[Some records]
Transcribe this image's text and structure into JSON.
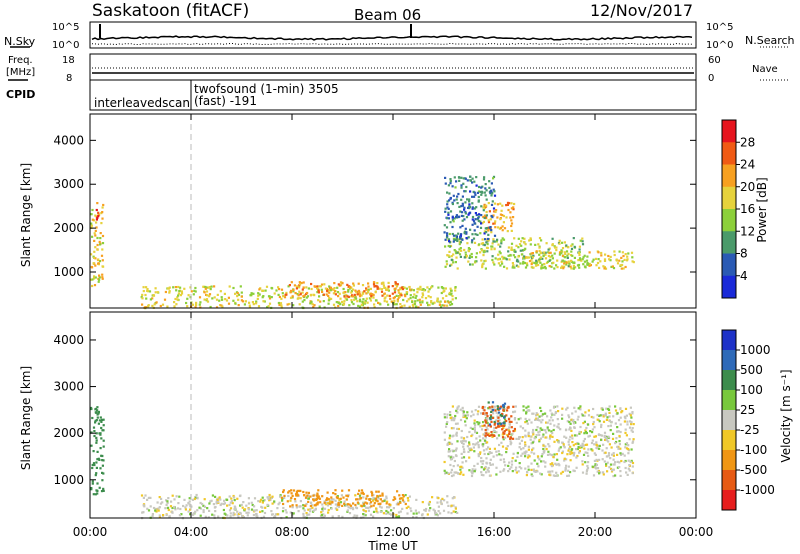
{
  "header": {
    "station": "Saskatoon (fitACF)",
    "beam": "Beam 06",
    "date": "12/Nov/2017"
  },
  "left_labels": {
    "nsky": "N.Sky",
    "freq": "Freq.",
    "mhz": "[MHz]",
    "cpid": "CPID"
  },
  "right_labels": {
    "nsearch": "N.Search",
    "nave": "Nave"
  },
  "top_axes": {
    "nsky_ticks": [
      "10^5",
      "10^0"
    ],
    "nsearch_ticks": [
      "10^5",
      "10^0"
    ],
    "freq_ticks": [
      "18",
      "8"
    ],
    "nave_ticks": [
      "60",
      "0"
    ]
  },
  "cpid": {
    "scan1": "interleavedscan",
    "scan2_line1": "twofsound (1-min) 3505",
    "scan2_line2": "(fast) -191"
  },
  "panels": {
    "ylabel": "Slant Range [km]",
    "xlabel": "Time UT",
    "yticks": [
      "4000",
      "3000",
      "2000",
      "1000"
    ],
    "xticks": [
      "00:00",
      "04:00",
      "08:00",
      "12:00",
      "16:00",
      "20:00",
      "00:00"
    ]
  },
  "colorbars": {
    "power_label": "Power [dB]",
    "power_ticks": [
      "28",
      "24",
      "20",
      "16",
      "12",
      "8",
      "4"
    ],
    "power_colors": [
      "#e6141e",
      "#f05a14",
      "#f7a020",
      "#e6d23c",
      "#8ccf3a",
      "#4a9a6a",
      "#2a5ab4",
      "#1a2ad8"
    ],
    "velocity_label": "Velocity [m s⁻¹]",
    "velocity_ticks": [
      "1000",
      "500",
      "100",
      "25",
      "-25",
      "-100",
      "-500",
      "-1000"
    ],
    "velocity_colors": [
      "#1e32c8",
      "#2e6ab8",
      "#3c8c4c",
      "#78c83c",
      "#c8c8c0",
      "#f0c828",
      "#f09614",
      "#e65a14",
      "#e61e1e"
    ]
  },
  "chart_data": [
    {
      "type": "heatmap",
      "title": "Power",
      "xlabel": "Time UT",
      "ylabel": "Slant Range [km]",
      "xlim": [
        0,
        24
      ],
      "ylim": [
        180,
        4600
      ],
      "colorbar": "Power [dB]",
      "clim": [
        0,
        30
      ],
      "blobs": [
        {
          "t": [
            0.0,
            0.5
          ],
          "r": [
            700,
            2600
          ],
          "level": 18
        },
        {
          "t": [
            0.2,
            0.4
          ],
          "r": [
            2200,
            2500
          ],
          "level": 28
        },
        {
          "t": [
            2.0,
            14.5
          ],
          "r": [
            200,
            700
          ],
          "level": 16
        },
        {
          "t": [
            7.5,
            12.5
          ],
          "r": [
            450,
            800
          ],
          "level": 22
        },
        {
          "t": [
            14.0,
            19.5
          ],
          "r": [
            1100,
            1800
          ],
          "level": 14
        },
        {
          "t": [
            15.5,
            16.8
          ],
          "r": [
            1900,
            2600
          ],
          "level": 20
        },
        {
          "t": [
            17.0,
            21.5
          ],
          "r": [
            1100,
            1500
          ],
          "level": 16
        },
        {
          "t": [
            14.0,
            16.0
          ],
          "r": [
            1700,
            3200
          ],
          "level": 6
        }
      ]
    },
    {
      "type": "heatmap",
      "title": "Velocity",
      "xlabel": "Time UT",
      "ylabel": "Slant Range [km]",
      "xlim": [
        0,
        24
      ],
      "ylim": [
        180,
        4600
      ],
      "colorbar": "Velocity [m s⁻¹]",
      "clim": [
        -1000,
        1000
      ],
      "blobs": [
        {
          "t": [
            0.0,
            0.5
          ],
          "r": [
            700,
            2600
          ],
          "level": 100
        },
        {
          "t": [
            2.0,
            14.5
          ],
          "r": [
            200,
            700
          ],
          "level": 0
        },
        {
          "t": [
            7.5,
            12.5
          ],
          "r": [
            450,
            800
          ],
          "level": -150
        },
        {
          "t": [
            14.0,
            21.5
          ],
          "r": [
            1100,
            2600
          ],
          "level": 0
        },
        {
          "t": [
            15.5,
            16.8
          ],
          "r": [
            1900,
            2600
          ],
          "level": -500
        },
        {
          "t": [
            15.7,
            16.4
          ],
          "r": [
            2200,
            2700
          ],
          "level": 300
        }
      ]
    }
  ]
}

--

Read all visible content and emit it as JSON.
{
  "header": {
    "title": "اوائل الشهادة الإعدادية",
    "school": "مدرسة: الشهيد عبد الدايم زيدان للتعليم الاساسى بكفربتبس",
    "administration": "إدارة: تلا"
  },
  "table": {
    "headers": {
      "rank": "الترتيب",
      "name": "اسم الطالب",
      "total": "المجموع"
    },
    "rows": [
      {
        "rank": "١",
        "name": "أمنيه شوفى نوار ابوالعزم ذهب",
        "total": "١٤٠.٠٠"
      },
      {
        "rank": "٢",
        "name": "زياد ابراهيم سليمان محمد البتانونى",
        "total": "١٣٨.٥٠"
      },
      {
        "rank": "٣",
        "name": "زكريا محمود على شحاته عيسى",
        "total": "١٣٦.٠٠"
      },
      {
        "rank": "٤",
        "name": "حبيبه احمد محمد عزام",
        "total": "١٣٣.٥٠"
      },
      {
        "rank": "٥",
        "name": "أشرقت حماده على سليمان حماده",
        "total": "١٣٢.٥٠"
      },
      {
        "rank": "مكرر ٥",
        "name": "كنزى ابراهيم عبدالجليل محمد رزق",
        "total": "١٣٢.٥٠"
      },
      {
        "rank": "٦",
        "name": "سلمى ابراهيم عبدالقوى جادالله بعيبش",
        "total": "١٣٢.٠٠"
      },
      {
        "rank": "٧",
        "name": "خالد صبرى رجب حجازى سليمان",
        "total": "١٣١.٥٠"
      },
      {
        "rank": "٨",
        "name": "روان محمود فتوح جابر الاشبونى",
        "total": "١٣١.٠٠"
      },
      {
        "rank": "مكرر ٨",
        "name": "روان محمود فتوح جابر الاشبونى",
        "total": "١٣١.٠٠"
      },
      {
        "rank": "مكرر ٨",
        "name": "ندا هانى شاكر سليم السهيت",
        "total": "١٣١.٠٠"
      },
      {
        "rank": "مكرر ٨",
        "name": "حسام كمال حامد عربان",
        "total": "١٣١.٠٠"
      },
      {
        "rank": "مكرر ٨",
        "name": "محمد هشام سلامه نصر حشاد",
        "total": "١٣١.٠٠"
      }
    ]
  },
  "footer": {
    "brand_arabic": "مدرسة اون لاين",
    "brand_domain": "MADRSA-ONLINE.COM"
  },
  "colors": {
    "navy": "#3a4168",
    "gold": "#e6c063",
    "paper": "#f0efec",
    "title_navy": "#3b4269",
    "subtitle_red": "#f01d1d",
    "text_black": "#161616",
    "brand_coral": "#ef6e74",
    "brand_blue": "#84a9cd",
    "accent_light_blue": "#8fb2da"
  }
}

[STATED TASK] Which lines hold the word "محمد"? Copy all of them.

[RESULT FOR THIS TASK]
        "name": "زياد ابراهيم سليمان محمد البتانونى",
        "name": "حبيبه احمد محمد عزام",
        "name": "كنزى ابراهيم عبدالجليل محمد رزق",
        "name": "محمد هشام سلامه نصر حشاد",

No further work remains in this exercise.